EXERCISE REQUIREMENTS
Which lines hold the string "generated"? Copy every one of them.

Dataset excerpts
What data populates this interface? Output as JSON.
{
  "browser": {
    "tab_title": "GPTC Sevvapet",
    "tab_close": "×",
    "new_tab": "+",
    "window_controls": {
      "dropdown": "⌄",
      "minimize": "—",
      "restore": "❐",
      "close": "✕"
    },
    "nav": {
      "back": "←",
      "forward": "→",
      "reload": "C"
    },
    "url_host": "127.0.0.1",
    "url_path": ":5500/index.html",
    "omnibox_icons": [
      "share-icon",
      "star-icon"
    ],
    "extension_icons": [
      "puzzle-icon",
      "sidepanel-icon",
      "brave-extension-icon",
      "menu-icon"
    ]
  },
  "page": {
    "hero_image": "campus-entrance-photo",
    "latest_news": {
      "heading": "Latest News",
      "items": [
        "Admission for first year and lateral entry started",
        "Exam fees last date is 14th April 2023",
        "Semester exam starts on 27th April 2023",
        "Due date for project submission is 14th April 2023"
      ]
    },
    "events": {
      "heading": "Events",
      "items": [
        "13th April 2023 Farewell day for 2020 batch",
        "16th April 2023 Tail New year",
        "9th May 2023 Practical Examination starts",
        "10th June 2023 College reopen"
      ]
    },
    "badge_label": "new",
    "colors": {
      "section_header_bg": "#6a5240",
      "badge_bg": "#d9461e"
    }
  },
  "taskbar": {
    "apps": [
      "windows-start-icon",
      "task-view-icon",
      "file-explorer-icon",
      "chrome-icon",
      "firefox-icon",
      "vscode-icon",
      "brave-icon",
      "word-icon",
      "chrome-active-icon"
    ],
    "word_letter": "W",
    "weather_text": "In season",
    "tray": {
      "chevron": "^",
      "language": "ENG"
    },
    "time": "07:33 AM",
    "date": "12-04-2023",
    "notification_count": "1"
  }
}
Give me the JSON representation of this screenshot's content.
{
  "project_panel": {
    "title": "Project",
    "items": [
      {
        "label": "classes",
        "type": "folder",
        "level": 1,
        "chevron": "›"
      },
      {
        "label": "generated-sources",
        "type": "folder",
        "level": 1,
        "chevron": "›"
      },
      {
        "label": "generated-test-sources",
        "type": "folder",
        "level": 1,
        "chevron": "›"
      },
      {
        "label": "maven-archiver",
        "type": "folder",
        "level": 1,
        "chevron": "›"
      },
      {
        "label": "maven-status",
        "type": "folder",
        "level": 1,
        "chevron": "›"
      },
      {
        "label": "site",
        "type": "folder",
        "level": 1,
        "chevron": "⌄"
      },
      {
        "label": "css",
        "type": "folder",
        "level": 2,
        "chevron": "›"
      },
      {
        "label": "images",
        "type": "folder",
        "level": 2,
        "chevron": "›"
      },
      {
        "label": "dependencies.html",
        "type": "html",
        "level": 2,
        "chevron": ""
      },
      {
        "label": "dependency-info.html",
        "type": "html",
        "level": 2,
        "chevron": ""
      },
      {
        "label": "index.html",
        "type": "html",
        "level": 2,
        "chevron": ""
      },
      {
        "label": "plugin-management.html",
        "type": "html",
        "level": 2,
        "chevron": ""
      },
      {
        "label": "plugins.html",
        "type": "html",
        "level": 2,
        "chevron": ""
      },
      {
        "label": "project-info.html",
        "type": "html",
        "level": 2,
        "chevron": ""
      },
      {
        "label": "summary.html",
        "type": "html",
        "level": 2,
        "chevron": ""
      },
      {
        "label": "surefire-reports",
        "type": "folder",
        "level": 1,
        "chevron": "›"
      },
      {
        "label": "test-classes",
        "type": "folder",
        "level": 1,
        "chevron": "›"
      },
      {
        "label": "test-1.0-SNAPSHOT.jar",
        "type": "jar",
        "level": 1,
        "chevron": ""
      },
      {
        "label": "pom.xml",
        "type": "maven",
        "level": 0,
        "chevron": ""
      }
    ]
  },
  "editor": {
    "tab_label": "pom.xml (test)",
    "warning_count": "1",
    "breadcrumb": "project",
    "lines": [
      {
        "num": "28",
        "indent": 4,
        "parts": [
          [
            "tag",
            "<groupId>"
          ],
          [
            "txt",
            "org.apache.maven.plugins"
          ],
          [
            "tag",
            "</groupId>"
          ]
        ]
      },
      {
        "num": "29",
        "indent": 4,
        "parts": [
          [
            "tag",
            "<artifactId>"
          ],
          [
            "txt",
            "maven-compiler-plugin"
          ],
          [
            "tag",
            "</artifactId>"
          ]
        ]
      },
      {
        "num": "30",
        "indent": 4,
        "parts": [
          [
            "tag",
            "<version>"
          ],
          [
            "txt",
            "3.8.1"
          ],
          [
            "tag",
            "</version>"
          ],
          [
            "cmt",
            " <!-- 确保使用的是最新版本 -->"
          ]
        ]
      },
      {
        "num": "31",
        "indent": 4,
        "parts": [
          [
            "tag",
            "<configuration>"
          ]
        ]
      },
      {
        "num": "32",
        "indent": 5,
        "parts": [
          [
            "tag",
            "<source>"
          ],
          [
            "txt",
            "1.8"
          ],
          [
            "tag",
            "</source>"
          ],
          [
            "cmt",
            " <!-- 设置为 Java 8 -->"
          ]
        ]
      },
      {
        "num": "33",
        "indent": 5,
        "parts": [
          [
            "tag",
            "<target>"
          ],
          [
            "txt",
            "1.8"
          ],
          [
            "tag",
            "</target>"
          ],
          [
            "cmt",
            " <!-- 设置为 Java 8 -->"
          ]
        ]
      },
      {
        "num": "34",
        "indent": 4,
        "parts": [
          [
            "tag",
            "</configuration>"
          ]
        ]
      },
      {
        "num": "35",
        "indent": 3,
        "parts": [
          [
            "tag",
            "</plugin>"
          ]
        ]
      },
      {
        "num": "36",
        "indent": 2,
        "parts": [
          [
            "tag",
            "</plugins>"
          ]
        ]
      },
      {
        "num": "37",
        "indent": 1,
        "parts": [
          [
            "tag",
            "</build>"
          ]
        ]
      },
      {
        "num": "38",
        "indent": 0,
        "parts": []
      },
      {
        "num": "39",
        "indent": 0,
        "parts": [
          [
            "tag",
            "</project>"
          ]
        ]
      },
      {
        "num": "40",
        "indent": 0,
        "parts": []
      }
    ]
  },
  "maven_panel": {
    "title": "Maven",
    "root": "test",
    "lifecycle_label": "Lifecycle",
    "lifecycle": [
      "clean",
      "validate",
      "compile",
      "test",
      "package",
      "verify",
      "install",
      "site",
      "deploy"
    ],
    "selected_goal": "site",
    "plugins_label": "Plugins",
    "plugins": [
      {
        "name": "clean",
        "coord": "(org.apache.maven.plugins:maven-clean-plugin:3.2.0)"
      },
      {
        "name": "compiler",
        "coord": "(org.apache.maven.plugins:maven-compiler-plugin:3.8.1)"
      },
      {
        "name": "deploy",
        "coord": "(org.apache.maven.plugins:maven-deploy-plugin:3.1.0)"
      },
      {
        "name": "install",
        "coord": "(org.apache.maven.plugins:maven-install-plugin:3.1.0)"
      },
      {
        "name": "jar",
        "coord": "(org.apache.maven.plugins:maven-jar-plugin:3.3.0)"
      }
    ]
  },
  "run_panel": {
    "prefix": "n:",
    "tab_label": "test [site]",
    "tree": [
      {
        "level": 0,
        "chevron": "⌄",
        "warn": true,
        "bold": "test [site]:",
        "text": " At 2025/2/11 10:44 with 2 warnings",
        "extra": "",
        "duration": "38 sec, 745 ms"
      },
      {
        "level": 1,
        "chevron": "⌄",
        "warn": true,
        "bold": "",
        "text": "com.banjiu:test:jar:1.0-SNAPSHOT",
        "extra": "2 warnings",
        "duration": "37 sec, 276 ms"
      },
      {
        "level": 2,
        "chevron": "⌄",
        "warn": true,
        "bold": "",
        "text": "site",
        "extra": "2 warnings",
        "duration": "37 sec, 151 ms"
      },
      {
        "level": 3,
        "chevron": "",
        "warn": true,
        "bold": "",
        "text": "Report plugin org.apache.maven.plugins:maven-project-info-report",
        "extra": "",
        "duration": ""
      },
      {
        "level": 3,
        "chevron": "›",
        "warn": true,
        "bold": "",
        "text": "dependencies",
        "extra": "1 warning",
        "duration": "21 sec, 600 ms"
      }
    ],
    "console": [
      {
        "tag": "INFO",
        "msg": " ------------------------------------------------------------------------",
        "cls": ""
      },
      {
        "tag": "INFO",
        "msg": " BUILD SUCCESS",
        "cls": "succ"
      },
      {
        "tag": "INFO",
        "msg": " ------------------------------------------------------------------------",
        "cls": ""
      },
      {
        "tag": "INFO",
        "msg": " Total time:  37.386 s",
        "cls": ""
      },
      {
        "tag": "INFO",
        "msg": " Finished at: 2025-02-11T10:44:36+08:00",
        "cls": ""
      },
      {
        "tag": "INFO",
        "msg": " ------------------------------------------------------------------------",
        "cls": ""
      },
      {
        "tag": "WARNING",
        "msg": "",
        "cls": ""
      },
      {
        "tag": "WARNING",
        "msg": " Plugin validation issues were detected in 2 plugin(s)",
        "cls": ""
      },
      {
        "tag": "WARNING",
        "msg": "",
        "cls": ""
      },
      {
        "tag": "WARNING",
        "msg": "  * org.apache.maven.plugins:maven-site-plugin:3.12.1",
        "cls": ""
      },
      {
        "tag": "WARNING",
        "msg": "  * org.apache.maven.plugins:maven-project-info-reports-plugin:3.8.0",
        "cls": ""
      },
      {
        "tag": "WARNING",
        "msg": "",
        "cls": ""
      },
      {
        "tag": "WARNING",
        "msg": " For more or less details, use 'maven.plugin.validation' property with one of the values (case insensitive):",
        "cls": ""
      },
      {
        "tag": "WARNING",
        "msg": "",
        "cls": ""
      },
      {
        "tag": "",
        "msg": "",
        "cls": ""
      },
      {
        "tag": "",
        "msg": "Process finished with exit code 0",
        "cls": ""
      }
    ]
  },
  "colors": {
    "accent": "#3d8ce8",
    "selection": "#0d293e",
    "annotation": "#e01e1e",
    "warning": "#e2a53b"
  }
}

ANSWER TO THE PROBLEM
        "label": "generated-sources",
        "label": "generated-test-sources",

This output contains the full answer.